-- BEGIN EXCERPT --

The Search Engine Query Layer
To a search engineer, the query layer is simply the user interface to their machine. It is the layer that merges all of the carefully planned, pre-calculated data with a run-time query from a user. To non-search engineers, the query layer IS the search engine. Most of the time users have no idea of the other three layers that were needed to make it all happen.
Regardless, all of the work done to this point: the crawling, storing and indexing, and scoring — all of these things are useless without a good query layer in place to bring it all together. I won’t go into the specifics (programming languages, libraries, etc…) here, just the things I wish I had someone tell me when I built my first search engine.
The Inverted Index
One of the most important facets of a good query layer is the technology that is used to retrieve run-time scoring from a number of critical areas of both pre-calculated and raw data fields, and construct an index to retrieve them quickly and efficiently. We call each item in these indexes “documents”. Documents are made up of one or more fields, which can be anything: some examples are a META Title, the HTML on a web page, a basket of phrases that the search engine thinks a web page is about, or even the anchor text from an incoming link to a web page or website.
The documents are indexed into what we call an inverted index. Each document will belong to many inverted indexes. Inverted indexes take all the documents (and their fields) and split them into smaller pieces or “words”, building an index for each word. If a document has 1,000 words in it, there could be 1,000 inverted indexes built just as a starting point.
Many additional query algorithms will be used to either join multiple inverted indexes together (in the case of a simple intersection query between two or more query words) or even build new inverted indexes that are based on additional higher-level pre-calculated query algorithms that try to anticipate how a user may interact with the search engine query layer. In addition, pre-calculated areas of the search engine scoring layer will also be included in this query scoring process.
These indexes are built and then used at what we call “run-time”, or immediately as the user queries the search bar.
Run-Time Scoring Algorithms
As the user submits a query, there are a number of query scoring algorithms that are used to match the user’s query against the various documents in the inverted indexes, and then provide a ranking system that orders the most relevant results to the top.

-- END EXCERPT --
-- BEGIN DATA ROWS --

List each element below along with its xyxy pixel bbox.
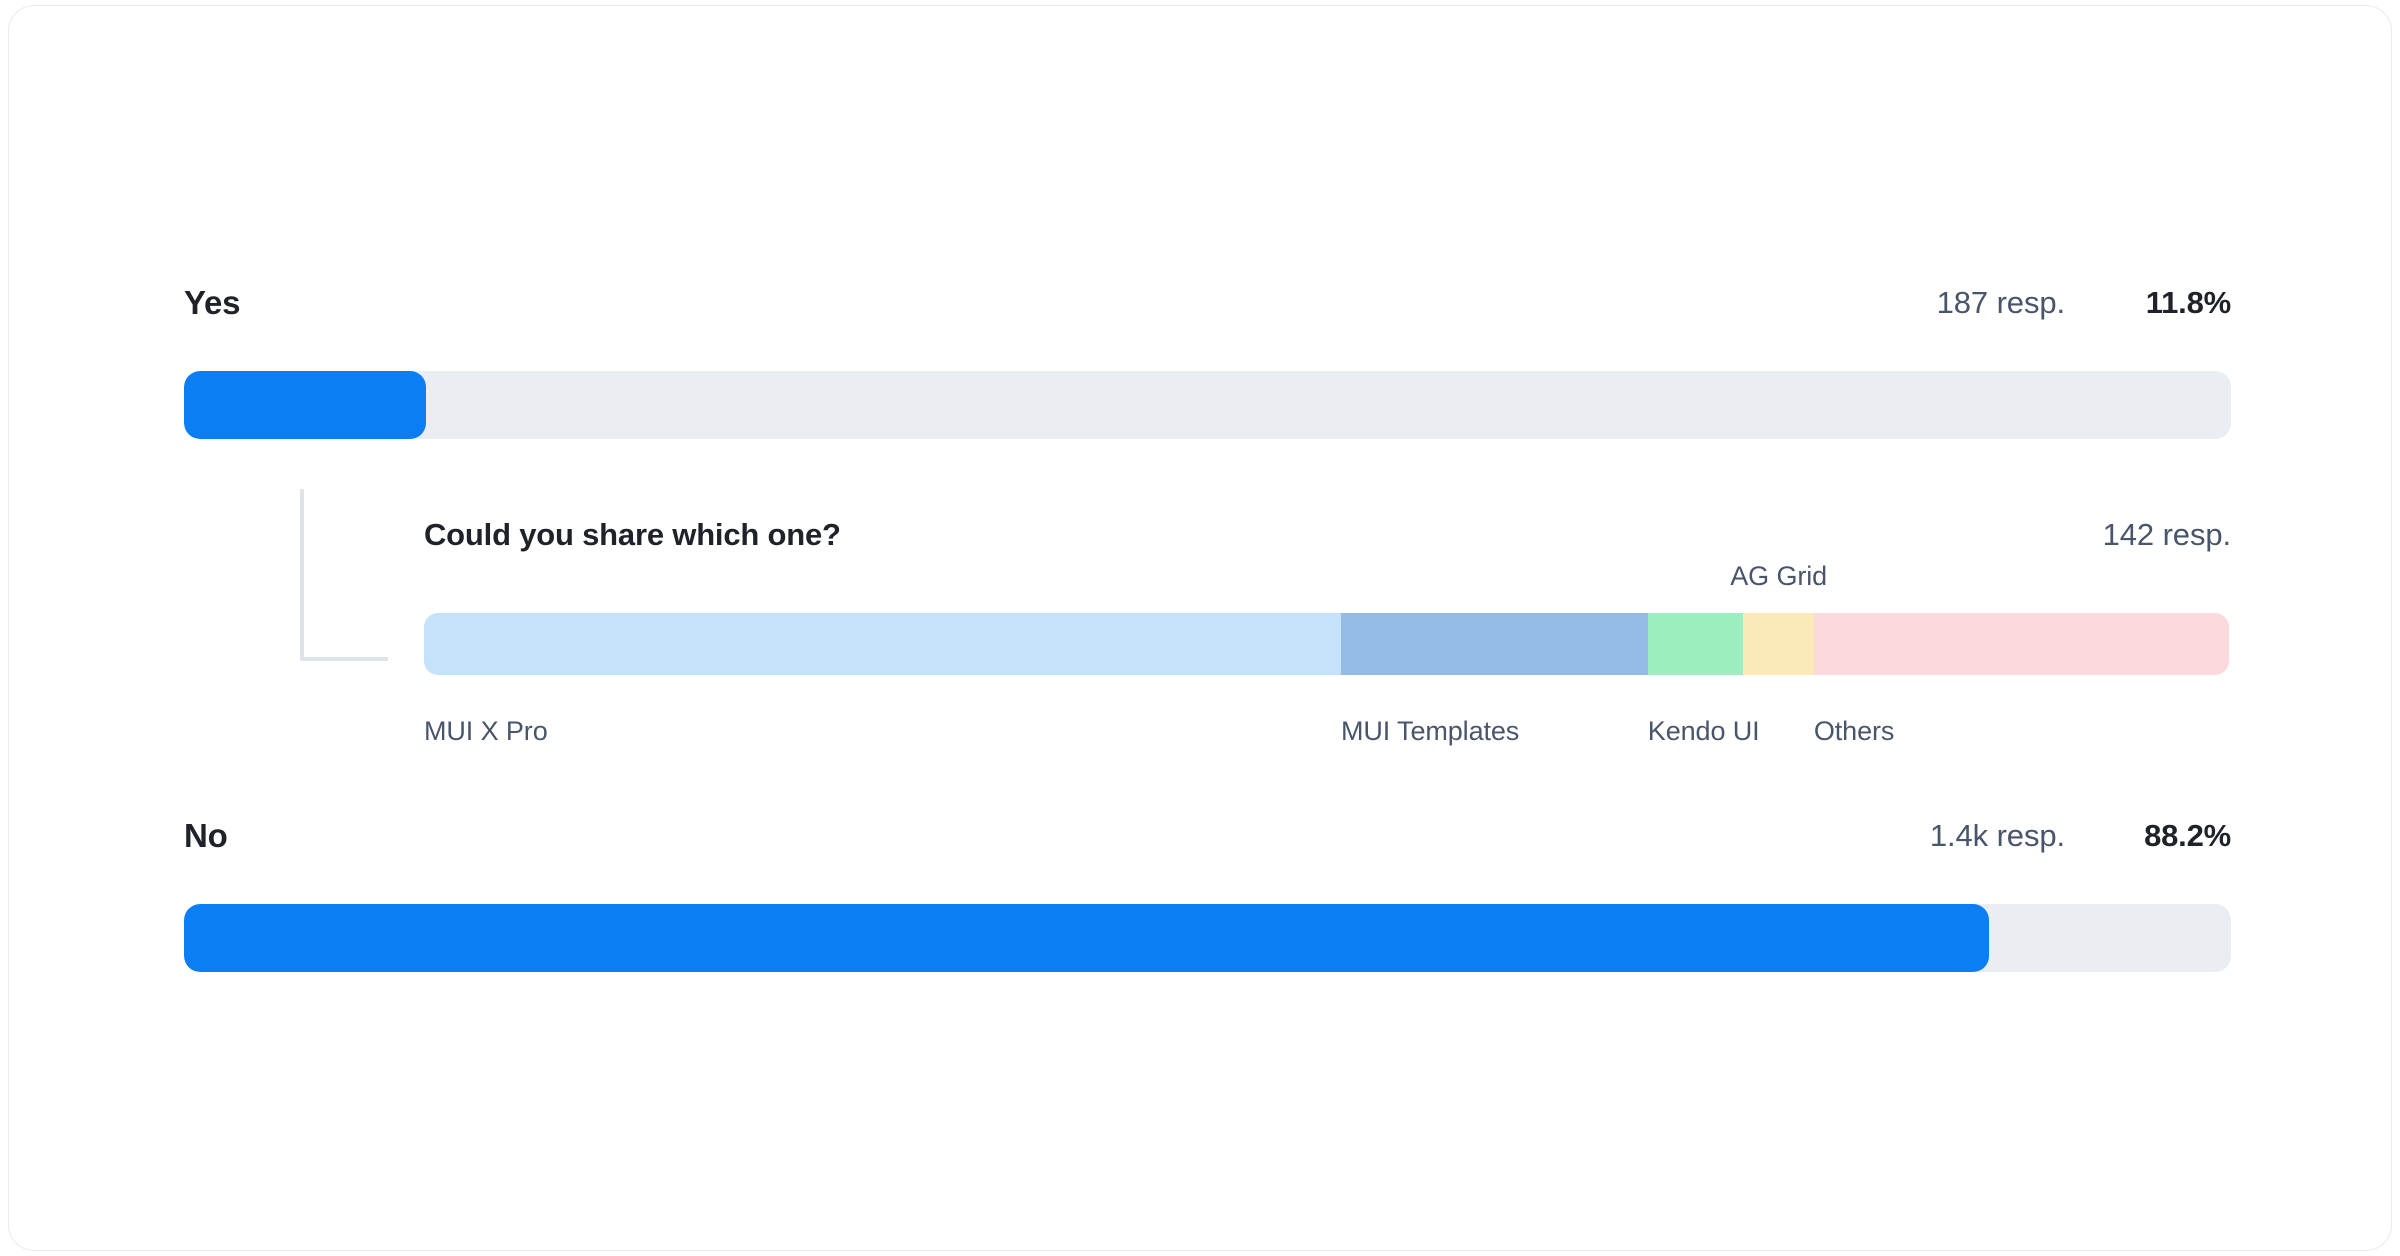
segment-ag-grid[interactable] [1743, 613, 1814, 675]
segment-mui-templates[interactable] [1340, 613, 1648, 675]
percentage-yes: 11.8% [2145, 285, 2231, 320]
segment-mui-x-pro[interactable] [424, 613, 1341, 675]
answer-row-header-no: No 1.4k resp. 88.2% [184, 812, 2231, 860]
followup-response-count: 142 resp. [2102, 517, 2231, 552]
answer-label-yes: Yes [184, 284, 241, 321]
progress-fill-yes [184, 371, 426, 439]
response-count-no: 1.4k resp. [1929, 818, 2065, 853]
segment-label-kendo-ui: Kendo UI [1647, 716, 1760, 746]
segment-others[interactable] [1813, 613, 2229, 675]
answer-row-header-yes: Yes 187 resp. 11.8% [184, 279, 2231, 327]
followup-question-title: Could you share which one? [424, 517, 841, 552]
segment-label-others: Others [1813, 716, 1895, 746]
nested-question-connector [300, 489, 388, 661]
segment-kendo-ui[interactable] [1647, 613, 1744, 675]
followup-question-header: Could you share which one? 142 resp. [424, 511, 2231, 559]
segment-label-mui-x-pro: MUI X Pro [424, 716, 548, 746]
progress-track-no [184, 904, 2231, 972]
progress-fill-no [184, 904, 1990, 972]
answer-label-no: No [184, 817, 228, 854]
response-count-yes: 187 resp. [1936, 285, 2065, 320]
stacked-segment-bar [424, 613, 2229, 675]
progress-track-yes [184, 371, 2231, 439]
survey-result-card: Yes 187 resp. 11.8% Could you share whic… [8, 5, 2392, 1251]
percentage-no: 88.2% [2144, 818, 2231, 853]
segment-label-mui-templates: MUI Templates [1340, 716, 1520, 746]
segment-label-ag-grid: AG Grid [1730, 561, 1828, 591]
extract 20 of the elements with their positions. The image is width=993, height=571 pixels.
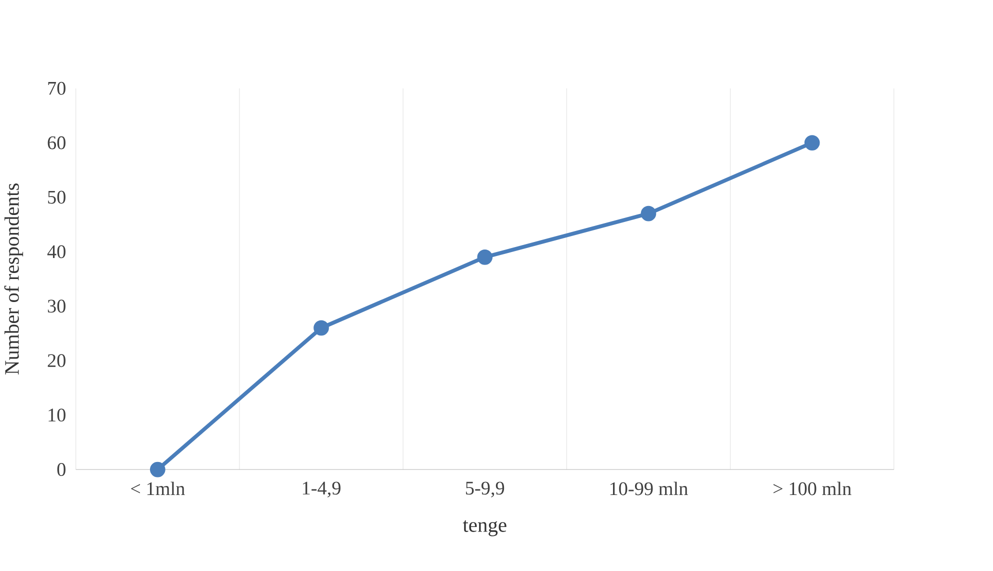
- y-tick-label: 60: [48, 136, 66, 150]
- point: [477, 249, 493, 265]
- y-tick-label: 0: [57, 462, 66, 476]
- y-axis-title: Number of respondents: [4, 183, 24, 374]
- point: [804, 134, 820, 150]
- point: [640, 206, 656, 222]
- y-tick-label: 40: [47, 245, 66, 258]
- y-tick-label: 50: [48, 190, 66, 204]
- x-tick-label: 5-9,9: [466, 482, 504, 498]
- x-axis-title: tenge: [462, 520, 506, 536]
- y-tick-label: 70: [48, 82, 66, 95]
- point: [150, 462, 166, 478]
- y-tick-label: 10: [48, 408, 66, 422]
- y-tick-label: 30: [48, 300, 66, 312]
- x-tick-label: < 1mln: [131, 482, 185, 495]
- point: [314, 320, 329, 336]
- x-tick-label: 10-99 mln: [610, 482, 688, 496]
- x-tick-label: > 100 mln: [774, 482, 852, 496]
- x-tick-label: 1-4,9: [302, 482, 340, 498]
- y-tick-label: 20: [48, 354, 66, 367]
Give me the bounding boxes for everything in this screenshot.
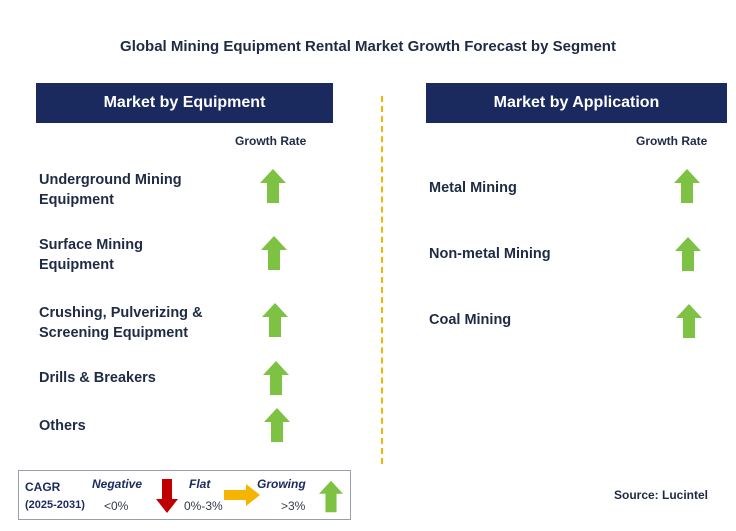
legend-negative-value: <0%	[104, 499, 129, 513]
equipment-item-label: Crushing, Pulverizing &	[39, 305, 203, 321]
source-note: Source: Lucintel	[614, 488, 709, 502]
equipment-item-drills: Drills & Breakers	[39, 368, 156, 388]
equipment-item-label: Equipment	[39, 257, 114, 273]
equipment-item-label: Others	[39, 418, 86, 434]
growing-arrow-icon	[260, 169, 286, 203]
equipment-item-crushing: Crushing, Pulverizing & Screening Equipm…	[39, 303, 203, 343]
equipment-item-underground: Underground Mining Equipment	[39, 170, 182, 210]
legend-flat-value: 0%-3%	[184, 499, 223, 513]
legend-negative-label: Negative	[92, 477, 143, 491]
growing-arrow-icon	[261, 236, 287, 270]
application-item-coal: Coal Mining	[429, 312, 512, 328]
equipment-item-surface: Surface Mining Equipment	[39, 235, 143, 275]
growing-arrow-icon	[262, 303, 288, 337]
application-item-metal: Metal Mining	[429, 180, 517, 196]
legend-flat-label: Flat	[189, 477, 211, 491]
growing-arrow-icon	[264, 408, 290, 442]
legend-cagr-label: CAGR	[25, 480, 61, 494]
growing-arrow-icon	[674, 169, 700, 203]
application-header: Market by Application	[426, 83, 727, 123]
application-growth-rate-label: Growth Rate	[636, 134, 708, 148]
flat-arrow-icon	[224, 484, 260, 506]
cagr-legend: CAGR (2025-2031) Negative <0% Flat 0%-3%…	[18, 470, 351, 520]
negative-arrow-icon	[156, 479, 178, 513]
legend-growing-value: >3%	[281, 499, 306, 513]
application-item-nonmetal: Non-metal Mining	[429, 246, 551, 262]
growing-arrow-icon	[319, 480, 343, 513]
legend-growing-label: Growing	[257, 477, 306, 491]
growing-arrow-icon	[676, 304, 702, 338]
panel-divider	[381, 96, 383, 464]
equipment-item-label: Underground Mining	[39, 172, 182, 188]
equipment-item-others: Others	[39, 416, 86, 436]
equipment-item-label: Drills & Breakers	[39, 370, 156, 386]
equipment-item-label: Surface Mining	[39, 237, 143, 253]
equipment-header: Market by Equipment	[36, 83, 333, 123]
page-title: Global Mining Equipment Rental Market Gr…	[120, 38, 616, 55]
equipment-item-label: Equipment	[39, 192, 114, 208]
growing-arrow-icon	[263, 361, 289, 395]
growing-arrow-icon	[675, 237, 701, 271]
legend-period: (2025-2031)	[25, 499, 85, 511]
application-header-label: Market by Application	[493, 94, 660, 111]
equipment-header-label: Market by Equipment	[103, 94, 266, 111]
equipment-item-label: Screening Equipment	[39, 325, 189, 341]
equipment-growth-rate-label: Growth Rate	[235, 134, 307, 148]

-- END DATA ROWS --

• [TASKS FOR THIS EXERCISE]:
(1) Answer these from the article on the search engine query layer:
(a) How many layers besides the query layer do users usually not know about?
(b) What is each item in the indexes called?
(c) What does "run-time" mean?
Label your answers (a), (b) and (c).
(2) Rewrite the article on the search engine query layer between "The documents are" and "query scoring process.", inclusive, and replace "intersection query" with "conjunctive query".
(3) Continue the article on the search engine query layer after its final sentence.

• [ANSWERS BELOW]:
(1)
(a) Three.
(b) Documents.
(c) Immediately as the user queries the search bar.

(2)
The documents are indexed into what we call an inverted index. Each document will belong to many inverted indexes. Inverted indexes take all the documents (and their fields) and split them into smaller pieces or “words”, building an index for each word. If a document has 1,000 words in it, there could be 1,000 inverted indexes built just as a starting point.
Many additional query algorithms will be used to either join multiple inverted indexes together (in the case of a simple conjunctive query between two or more query words) or even build new inverted indexes that are based on additional higher-level pre-calculated query algorithms that try to anticipate how a user may interact with the search engine query layer. In addition, pre-calculated areas of the search engine scoring layer will also be included in this query scoring process.

(3)
There are four major components to a modern query scoring algorithm:
- Term Frequency measures how often a query word appears in a document. In the early days of search engine optimization, this was often a huge loophole. You could simply add tons of instances of the target words on a web page, and that web page would rank very well because of this component of the query algorithm.
- Inverse Document Frequency (IDF) measures how often the query word appears across the entire inverted index. This is kind of a peer-related check: how often does everyone else use this word? Is it a generally important word for everyone?
- Coordination measures how many query words that a document contains. If a user types in three words into the search bar, the query scoring algorithms will attempt to match documents that have all three of those words in them.
- Length Normalization measures how efficiently a query matches a document. A document that matches one word out of ten words will score better than a document that matches one word out of a hundred words.
These four major components will often be augmented by additional boost factors or other normalization factors on various fields, whole documents, and combinations thereof.
Tuning The Query Layer
The biases and weights on the run-time components of the search engine’s query layer are tuned by curating the search results in a way that provides the best user experience. In the early days of search, these biases and weights were the result of regression testing a corpus of queries against the search engine, and determining a global maximum solution that worked the best across many billions of different queries.
Today, these biases and weights are tuned by using neural networks. Quality searcher rating guidelines are presented to a team of humans. Those humans are shown comparisons between search results, and tasked with determining which search results are better. These humans are given a playbook of guidelines for which websites, web pages, links, etc… are good vs. bad.
These human curated ranking positions are then fed into a deep learning neural network. The neural network architecture has been designed to efficiently learn the relationship between the individual scoring layer algorithms (called the “features” of the neural network) and the human curated ranking positions (effectively the “labels”).
In modern search engines, this process is done on every major search result page to finely tune each user experience. The definition of major typically relates to head / tail keyword configurations. For instance, “buy a car” is going to get its own finely tuned biases and weights on each algorithm, but “buy a fast sports car” may just borrow these settings. It all depends on the search engineer’s (technical) resource budget.
All of the crawling, indexing, scoring, and query design up to this point is useless if the user does not have a good experience. In order to ensure this, you have to add another sub-layer into the query layer, which is typically called personalization.
There are a number of things that drive personalization requirements, some of which are:
- The user’s location,
- The user’s search history,
- The user’s current social media connections and history,
- The user’s device, and
- The search engine’s knowledgebase.
Almost all of these personalization considerations are accomplished by altering the requested query. These requirements will drive new run-time query algorithms that will be available to query against if needed. Some of these query alterations are easy, but some can have implications all the way down to the crawling layer.
For instance, in order to push more local results to the user, first the crawling process must fetch and properly store the web server’s location. This doesn’t necessarily mean the web server’s IP address! One or more new algorithms will need to be created in the scoring layer that looks at the content and decides where this content is located. There are hreflang tags to look at, but the search engine ultimately should not depend on a human to decide.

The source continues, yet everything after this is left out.